◆ Dataset:
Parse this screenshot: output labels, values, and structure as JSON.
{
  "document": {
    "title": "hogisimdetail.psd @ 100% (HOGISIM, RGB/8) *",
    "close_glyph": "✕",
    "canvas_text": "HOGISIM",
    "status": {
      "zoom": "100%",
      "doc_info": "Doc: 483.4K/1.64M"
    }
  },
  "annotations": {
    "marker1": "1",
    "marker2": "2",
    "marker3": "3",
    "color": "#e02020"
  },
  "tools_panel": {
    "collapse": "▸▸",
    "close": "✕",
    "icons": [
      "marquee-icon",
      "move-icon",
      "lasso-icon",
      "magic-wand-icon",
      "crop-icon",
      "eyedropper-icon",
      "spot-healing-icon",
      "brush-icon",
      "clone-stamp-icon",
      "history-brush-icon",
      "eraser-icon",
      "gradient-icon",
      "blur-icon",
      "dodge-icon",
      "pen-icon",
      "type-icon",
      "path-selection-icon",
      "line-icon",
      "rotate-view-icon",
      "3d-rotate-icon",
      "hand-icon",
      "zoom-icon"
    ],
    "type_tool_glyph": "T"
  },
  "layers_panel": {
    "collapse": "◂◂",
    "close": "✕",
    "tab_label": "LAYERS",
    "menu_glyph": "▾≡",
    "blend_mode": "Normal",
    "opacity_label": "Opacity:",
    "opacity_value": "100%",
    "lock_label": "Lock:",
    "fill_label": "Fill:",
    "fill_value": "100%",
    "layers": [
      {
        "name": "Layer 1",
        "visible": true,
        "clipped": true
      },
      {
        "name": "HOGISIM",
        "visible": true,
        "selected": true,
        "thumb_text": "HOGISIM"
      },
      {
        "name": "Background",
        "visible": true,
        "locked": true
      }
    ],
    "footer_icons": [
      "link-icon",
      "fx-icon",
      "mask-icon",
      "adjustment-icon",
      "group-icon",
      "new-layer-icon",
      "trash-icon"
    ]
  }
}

◆ What is needed:
Every record shown above should be written out again exactly.

◆ Solution to the problem:
Parse this screenshot: output labels, values, and structure as JSON.
{
  "document": {
    "title": "hogisimdetail.psd @ 100% (HOGISIM, RGB/8) *",
    "close_glyph": "✕",
    "canvas_text": "HOGISIM",
    "status": {
      "zoom": "100%",
      "doc_info": "Doc: 483.4K/1.64M"
    }
  },
  "annotations": {
    "marker1": "1",
    "marker2": "2",
    "marker3": "3",
    "color": "#e02020"
  },
  "tools_panel": {
    "collapse": "▸▸",
    "close": "✕",
    "icons": [
      "marquee-icon",
      "move-icon",
      "lasso-icon",
      "magic-wand-icon",
      "crop-icon",
      "eyedropper-icon",
      "spot-healing-icon",
      "brush-icon",
      "clone-stamp-icon",
      "history-brush-icon",
      "eraser-icon",
      "gradient-icon",
      "blur-icon",
      "dodge-icon",
      "pen-icon",
      "type-icon",
      "path-selection-icon",
      "line-icon",
      "rotate-view-icon",
      "3d-rotate-icon",
      "hand-icon",
      "zoom-icon"
    ],
    "type_tool_glyph": "T"
  },
  "layers_panel": {
    "collapse": "◂◂",
    "close": "✕",
    "tab_label": "LAYERS",
    "menu_glyph": "▾≡",
    "blend_mode": "Normal",
    "opacity_label": "Opacity:",
    "opacity_value": "100%",
    "lock_label": "Lock:",
    "fill_label": "Fill:",
    "fill_value": "100%",
    "layers": [
      {
        "name": "Layer 1",
        "visible": true,
        "clipped": true
      },
      {
        "name": "HOGISIM",
        "visible": true,
        "selected": true,
        "thumb_text": "HOGISIM"
      },
      {
        "name": "Background",
        "visible": true,
        "locked": true
      }
    ],
    "footer_icons": [
      "link-icon",
      "fx-icon",
      "mask-icon",
      "adjustment-icon",
      "group-icon",
      "new-layer-icon",
      "trash-icon"
    ]
  }
}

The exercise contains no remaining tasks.